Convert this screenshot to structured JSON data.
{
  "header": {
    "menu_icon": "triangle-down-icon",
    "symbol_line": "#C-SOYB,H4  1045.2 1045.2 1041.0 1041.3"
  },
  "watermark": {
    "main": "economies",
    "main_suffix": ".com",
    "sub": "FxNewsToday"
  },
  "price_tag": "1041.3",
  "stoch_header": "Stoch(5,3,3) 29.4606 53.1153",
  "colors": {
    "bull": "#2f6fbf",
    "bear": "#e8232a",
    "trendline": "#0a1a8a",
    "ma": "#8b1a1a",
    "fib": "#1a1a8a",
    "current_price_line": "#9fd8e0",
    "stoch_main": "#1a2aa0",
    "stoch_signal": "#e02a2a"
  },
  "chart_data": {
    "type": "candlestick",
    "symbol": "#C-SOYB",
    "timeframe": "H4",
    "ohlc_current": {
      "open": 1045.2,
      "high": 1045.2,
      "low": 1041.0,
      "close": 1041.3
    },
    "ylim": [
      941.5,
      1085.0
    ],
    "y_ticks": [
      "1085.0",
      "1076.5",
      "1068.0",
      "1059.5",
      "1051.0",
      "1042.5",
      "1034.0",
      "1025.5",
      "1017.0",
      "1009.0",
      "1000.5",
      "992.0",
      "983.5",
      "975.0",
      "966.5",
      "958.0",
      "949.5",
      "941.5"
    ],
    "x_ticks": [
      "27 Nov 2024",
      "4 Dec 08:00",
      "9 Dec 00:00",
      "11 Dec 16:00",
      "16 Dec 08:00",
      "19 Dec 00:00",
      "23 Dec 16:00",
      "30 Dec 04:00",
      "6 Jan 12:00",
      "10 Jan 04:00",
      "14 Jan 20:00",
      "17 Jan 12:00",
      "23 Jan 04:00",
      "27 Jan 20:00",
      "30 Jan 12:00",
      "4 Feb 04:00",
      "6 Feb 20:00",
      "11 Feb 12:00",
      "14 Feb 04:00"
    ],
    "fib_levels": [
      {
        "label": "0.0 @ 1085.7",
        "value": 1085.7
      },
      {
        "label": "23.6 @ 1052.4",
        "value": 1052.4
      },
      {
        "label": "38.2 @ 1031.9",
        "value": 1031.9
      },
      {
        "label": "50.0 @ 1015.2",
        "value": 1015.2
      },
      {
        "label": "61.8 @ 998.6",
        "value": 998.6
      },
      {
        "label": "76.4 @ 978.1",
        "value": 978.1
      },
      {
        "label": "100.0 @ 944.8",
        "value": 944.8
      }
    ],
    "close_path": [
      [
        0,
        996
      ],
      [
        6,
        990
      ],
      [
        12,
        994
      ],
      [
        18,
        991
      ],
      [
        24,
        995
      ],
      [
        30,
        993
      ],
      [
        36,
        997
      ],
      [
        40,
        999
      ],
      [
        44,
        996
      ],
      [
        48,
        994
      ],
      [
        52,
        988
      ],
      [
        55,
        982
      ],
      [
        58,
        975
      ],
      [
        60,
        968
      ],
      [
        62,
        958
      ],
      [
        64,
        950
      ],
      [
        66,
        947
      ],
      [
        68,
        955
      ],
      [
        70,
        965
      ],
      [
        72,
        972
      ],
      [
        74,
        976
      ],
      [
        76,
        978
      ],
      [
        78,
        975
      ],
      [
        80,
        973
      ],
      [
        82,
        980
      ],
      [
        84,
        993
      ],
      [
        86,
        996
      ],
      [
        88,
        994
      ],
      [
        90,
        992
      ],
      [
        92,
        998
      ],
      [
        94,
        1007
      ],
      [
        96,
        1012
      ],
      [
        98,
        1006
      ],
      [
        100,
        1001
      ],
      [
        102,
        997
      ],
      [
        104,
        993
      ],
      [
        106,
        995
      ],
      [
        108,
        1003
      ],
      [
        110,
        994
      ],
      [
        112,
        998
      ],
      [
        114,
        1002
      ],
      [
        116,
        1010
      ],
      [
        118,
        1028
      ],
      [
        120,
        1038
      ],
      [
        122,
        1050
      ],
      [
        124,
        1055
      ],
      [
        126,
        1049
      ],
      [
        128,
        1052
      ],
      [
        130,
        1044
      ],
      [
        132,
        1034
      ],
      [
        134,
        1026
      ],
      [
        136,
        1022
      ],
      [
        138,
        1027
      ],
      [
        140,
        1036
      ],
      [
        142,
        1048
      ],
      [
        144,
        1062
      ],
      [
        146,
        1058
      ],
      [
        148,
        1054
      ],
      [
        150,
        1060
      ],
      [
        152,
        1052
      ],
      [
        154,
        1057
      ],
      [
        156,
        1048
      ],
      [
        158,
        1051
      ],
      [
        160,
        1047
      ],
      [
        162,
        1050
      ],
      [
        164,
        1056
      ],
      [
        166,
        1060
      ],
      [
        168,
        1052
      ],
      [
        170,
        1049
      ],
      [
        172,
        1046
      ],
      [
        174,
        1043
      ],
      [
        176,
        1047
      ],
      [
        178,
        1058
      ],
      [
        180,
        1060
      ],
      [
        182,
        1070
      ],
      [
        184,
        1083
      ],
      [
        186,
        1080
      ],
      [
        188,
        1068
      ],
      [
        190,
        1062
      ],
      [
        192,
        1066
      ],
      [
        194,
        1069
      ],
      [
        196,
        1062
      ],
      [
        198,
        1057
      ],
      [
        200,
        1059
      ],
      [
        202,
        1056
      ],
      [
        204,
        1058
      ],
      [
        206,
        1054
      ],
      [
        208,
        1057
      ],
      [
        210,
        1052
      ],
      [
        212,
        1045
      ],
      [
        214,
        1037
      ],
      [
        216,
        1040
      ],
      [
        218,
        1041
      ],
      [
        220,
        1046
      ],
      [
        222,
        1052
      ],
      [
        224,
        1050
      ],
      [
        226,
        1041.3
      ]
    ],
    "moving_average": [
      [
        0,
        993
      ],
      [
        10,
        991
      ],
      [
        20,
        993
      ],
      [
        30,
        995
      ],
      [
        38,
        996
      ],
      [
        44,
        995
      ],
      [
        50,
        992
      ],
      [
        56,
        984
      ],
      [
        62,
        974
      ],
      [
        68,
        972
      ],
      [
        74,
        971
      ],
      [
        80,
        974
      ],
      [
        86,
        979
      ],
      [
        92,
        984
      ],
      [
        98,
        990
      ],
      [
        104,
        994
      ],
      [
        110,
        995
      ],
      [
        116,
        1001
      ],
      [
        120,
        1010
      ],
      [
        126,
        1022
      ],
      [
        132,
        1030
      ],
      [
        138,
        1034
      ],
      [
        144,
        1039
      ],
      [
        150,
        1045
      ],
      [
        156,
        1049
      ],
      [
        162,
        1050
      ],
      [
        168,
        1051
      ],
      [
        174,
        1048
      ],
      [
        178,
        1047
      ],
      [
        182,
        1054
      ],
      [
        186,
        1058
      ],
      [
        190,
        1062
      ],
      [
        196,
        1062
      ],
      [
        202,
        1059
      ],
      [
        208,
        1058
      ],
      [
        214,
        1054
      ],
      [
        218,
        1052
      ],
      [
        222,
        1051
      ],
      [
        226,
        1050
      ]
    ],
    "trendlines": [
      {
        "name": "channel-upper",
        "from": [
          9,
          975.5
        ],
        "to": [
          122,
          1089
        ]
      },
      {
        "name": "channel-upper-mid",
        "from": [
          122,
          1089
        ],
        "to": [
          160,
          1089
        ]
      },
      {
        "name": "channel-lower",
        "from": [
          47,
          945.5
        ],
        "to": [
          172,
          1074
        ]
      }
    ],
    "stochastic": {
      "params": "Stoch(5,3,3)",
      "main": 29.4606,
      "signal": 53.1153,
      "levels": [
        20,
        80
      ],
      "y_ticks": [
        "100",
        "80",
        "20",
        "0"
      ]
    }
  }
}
****************
TASK OBJECTIVE: Find the word "label" in the entries above and gather every line that holds it.

TASK RESPONSE:
        "label": "0.0 @ 1085.7",
        "label": "23.6 @ 1052.4",
        "label": "38.2 @ 1031.9",
        "label": "50.0 @ 1015.2",
        "label": "61.8 @ 998.6",
        "label": "76.4 @ 978.1",
        "label": "100.0 @ 944.8",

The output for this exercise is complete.